● SET EXERCISE
Find the string "this" in the listing and report every line that has it.

● EXTRACTED DATA
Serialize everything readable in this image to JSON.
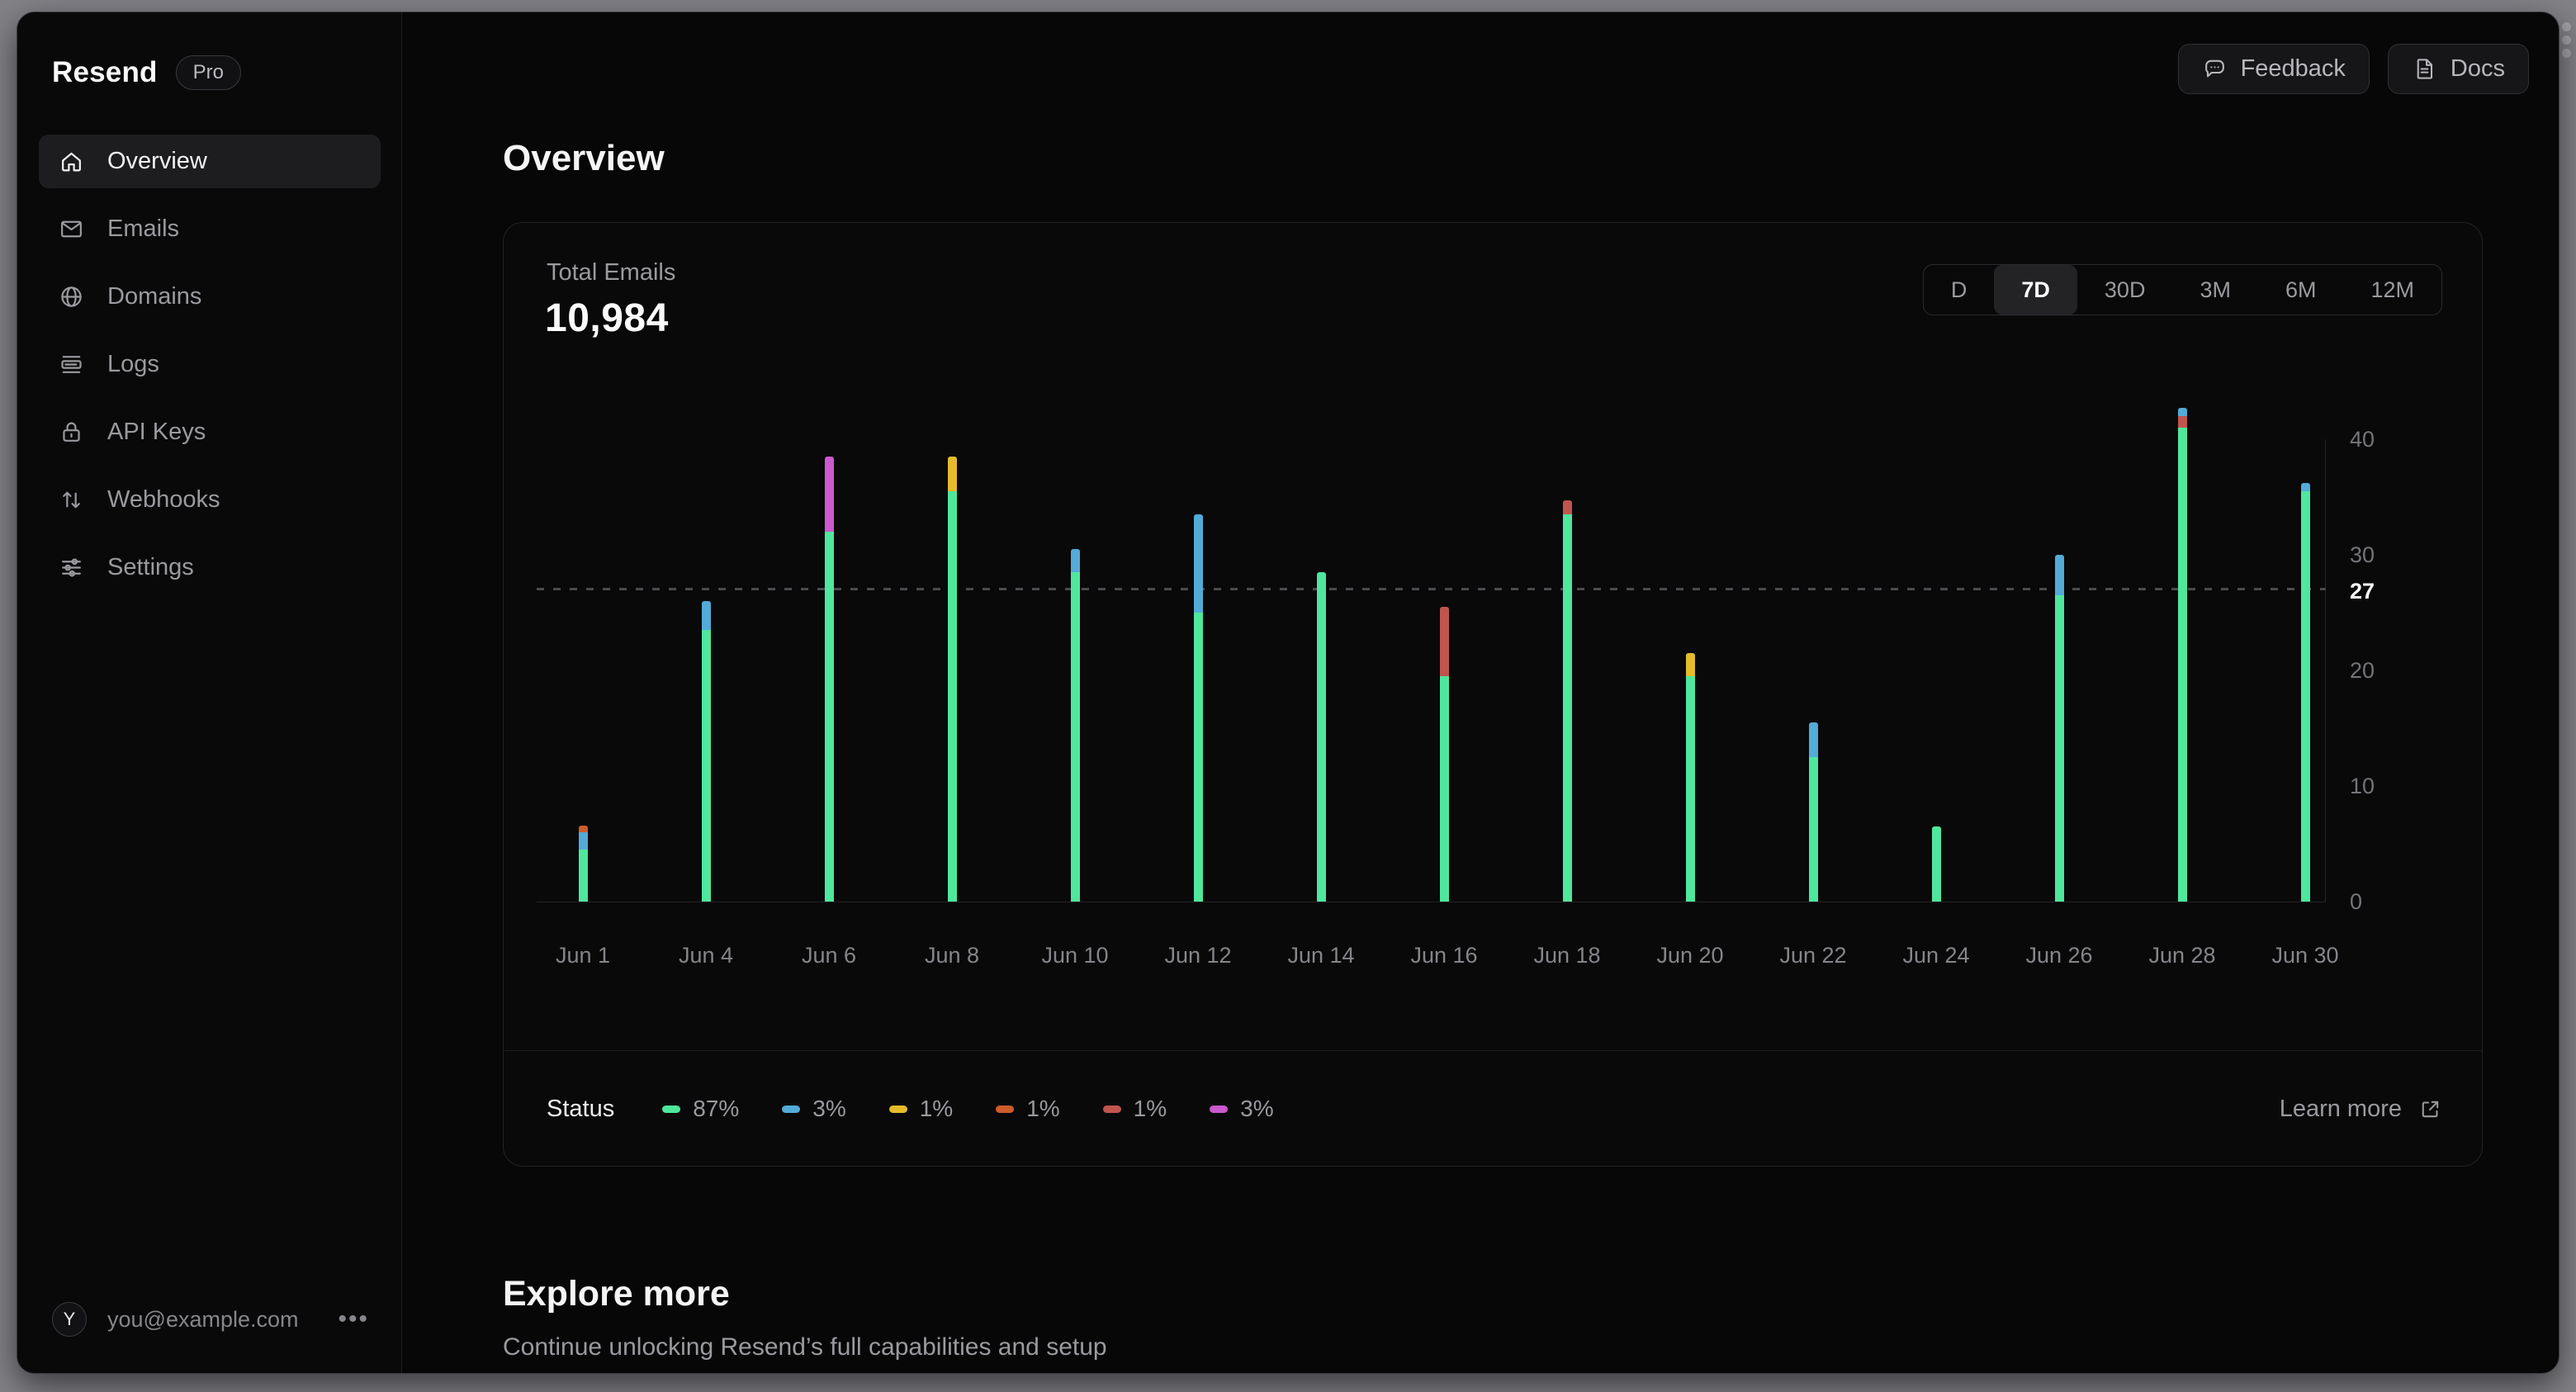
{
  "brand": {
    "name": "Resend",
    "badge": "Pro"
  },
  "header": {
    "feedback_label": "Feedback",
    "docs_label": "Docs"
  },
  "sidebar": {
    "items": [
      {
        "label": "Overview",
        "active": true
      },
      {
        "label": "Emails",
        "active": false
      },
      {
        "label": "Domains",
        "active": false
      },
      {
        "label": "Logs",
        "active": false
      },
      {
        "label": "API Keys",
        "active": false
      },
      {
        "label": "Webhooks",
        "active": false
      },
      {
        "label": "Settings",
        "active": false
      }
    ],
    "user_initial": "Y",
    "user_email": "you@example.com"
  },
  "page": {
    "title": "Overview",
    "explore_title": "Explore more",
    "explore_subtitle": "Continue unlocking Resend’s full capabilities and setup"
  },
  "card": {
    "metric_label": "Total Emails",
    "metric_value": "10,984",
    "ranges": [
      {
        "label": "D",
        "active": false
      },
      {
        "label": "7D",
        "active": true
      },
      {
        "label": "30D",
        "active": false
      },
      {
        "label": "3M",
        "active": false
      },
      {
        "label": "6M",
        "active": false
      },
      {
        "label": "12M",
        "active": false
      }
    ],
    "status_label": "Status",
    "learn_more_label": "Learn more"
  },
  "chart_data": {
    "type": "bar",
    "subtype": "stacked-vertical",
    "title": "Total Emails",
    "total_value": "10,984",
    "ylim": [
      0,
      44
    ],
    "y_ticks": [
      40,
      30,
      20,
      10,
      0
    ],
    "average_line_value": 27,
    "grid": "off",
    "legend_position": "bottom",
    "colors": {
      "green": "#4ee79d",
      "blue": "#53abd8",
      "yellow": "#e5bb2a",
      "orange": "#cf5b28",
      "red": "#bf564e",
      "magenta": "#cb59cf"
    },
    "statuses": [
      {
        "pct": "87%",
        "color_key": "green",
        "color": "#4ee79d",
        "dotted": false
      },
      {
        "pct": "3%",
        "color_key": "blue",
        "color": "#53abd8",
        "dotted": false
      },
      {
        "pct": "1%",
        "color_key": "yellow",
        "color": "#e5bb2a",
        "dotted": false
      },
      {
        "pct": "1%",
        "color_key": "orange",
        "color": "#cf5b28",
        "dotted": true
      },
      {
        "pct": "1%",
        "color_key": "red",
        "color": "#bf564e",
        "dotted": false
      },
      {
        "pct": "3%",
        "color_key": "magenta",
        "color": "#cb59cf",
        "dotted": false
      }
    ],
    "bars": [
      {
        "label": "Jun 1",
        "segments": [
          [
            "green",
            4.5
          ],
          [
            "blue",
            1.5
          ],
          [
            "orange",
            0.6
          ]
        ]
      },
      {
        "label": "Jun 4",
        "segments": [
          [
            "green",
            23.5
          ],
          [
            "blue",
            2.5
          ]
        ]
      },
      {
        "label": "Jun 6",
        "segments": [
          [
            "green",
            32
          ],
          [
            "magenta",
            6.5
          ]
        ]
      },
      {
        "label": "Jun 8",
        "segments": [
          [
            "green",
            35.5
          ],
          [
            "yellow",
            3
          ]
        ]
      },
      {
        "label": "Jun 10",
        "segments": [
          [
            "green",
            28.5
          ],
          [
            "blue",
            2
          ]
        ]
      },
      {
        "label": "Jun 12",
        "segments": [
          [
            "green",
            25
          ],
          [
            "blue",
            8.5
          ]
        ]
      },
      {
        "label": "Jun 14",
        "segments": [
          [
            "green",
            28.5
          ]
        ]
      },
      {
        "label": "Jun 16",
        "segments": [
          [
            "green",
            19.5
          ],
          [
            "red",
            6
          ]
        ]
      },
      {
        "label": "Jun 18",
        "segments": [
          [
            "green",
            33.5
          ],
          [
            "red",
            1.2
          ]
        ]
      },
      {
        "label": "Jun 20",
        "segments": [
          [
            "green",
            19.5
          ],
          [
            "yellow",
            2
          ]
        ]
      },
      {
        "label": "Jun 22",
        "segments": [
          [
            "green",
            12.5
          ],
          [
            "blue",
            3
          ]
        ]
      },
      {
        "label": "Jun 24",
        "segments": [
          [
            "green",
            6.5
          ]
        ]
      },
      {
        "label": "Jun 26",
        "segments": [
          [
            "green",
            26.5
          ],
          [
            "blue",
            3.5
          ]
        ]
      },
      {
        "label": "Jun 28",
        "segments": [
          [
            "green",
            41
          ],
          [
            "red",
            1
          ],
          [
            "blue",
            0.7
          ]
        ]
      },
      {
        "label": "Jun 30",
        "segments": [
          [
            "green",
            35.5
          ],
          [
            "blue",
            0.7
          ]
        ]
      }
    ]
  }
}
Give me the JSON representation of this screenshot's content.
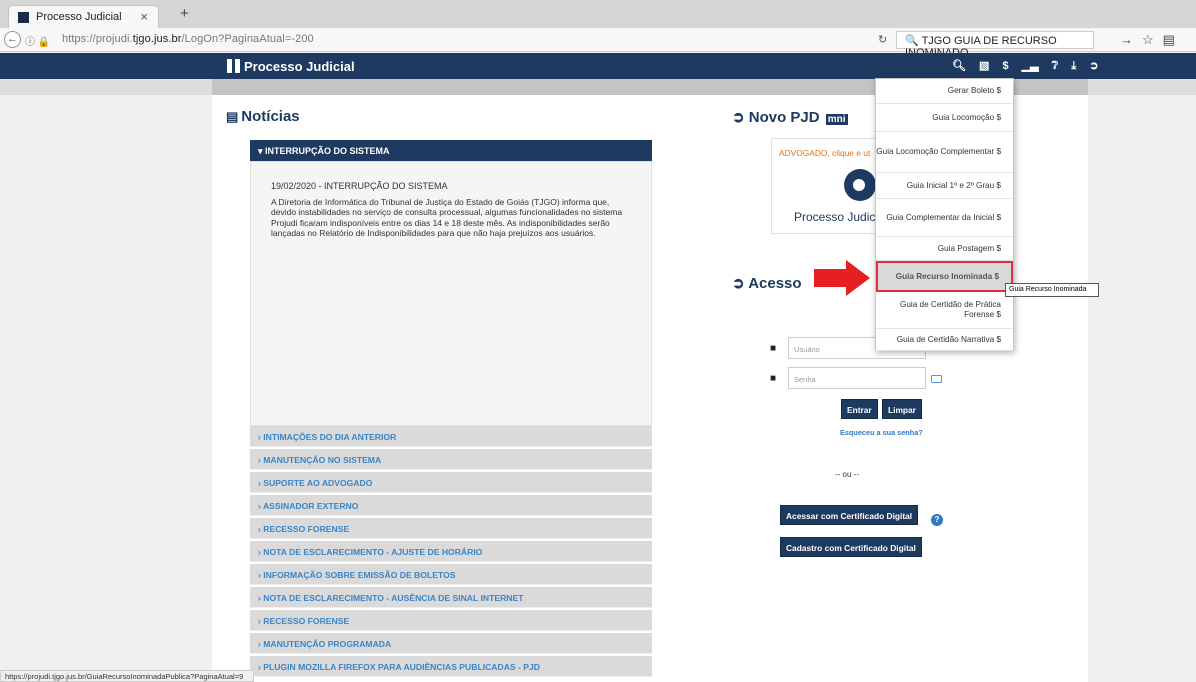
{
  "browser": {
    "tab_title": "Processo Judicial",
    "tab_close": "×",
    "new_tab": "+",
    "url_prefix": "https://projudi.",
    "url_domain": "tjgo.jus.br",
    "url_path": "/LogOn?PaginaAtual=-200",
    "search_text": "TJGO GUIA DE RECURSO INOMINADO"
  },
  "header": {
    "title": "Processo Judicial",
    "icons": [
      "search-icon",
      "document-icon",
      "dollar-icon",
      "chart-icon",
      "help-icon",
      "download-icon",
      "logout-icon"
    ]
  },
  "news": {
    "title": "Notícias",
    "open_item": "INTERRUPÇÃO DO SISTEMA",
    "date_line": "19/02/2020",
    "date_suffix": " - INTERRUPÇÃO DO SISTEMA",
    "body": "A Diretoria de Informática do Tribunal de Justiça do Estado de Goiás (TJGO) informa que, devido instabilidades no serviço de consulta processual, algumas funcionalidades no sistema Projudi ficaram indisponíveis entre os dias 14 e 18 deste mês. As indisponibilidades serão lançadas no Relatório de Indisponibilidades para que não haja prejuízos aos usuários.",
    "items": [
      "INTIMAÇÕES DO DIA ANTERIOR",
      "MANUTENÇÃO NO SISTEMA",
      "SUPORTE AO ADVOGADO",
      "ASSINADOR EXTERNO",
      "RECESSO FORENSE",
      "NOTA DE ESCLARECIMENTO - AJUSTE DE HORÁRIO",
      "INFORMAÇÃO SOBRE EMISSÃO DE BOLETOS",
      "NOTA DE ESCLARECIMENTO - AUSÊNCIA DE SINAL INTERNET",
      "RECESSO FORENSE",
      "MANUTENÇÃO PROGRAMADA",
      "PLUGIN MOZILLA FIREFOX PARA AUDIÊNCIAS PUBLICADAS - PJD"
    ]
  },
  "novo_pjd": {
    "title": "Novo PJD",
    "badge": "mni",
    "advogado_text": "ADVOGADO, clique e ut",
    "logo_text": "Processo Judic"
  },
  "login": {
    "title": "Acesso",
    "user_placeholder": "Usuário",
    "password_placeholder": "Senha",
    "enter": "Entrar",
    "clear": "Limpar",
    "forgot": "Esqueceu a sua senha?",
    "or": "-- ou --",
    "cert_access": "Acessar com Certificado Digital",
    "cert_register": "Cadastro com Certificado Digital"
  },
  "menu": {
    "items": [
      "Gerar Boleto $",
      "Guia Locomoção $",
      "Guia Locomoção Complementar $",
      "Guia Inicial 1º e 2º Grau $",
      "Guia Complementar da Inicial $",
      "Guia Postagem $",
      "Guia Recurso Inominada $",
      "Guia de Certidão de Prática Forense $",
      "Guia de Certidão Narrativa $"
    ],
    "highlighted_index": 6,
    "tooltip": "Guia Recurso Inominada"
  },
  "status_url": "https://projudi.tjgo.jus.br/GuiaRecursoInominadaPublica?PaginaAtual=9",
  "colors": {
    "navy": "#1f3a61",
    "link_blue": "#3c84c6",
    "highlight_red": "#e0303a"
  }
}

● OUTPUT OF THE EXERCISE
Serialize everything readable in this image to JSON.
Give me the JSON representation of this screenshot's content.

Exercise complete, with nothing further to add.